==== ENTRIES SUPPLIED

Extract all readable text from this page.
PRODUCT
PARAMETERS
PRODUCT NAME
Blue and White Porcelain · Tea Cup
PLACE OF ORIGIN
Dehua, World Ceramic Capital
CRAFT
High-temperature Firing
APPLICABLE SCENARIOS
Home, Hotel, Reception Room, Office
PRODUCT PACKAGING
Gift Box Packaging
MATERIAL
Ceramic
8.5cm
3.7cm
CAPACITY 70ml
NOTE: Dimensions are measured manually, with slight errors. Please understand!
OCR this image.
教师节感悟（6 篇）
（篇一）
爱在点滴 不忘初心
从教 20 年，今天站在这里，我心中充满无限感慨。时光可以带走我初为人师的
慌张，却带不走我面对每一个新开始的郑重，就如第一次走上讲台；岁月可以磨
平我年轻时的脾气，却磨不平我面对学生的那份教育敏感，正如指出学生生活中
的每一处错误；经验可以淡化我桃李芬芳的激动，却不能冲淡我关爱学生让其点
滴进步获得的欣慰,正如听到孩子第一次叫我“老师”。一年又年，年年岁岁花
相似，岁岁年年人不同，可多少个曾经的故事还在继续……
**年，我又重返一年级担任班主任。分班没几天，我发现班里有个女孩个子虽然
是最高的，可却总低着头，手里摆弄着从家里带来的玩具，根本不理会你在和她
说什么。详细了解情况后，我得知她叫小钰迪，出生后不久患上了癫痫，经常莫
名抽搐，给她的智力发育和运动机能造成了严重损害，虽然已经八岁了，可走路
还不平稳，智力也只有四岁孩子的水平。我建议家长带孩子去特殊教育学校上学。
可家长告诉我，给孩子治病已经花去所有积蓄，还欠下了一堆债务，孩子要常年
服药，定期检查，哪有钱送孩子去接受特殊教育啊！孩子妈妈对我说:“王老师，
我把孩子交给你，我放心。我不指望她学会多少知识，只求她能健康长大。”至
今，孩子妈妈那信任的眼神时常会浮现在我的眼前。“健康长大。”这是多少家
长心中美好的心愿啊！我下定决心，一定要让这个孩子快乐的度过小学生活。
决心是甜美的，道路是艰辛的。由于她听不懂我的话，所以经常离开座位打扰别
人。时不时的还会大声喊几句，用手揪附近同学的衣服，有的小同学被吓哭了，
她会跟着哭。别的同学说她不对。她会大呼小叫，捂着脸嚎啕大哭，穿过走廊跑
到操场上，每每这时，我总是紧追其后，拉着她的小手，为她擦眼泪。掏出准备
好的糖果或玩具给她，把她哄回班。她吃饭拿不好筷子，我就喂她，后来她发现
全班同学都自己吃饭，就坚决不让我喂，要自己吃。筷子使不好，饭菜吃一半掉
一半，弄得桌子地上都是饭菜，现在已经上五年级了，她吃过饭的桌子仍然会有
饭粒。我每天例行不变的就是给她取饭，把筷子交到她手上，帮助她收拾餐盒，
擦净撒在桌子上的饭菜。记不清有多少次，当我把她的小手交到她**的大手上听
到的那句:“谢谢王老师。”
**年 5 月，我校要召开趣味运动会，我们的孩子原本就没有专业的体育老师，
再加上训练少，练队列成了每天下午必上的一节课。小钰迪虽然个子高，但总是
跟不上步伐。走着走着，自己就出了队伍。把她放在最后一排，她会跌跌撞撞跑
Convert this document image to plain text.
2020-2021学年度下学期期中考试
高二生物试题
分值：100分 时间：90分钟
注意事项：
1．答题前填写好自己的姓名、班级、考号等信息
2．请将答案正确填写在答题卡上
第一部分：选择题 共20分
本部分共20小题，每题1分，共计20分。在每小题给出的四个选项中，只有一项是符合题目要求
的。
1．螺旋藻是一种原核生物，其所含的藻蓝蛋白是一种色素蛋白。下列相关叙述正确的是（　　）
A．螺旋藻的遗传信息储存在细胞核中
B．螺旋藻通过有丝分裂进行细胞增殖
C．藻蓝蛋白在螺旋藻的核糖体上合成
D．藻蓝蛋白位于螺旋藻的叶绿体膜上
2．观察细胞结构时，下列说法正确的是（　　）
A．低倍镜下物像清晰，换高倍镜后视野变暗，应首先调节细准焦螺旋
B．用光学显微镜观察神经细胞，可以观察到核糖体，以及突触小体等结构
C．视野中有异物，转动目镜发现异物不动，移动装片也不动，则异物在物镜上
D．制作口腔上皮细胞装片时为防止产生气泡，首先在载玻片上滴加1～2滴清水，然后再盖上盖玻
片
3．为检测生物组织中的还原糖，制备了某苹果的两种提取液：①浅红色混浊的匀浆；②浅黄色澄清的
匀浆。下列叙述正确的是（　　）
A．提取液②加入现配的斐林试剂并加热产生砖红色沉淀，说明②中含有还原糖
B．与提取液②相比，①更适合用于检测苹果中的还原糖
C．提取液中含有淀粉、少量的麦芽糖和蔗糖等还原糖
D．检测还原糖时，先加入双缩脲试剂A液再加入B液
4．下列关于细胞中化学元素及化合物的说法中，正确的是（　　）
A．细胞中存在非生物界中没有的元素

========

Of the lines in the material, how many contain the word "this"? Reply with the number and nothing else.

3